## Set exercise A
Find each line in the entries that contains the string "title" and copy those lines.
## Set exercise B
Continue the text on the 2-port router design from where it stops.

## Excerpted text
━━━
3. DESIGN PRINCIPLE FOR THE 2-PORT ROUTER In order to achieve fast convergence we first explain the

   basic design features of 2 port router as follows.

   1. Each router in the Campus Network has two ports which connect two different LANs. The two ports of thet router on its two adjacent LANs are called the Conjugate_ Port of each other while a port on any given LAN is called the adjacent_ port of every other port on that same LAN. Two routers are called Adjacent_Routers of each other if one port of each of these two routers are adjacent port on a LAN. The other two ports of the two routers will be connected to two other LANs, because parallel connection of two routers is ruled out in our design. Thus each router can have two sets of adjacent-Routers, one set for each adjacent LAN.

   2. Each router has one processor and a buffer to store its routing table. Being two-port router, it has no switching fabric and each port acts as an I/O port.
━━━
## Source data
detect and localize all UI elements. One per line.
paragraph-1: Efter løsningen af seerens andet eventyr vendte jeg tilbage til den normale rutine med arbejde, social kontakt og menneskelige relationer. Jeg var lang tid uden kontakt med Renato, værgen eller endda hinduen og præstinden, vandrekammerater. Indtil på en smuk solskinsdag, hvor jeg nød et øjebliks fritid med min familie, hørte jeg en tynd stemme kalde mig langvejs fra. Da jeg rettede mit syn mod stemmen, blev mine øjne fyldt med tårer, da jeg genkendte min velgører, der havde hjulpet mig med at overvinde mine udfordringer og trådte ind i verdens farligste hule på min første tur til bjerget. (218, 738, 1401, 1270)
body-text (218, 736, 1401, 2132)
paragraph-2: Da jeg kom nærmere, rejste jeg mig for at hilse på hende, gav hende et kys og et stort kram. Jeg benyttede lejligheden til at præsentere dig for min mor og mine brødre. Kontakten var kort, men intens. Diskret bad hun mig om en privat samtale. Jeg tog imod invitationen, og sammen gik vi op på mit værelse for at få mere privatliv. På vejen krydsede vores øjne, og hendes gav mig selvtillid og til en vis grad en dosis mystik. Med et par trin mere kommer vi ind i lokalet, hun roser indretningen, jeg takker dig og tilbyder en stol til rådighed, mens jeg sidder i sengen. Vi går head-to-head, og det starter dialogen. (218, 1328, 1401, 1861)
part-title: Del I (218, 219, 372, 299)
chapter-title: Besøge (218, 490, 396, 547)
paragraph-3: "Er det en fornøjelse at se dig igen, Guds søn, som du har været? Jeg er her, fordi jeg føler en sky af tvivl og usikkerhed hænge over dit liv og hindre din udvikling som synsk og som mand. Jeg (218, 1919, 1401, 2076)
━━━
## Expected output A
part-title: Del I (218, 219, 372, 299)
chapter-title: Besøge (218, 490, 396, 547)

## Expected output B
   3. Each router employs the concepts of the well known Distance Vector Routing Algorithm (DVRA) to build and maintain the Steady State Routing Table (SSRT) for its two adjacent LANs which are peer LANs by exchanging routing information with its adjacent-routers on each of the two adjacent LANs[8]. LAN-to-LAN hop count is used as the path distance metric for determining the shortest path. SSRT exchange is carried out between each port and its conjugate port on one hand and between adjacent port on eachhcp LAN, on

      the other. It should be noted that since hop count is used as the distance metric, the distances in the DVRA change only with topological changes like a new router joining the internet or an existing router fails or is withdrawn from the internet. Traffic changes have no effect on the routing.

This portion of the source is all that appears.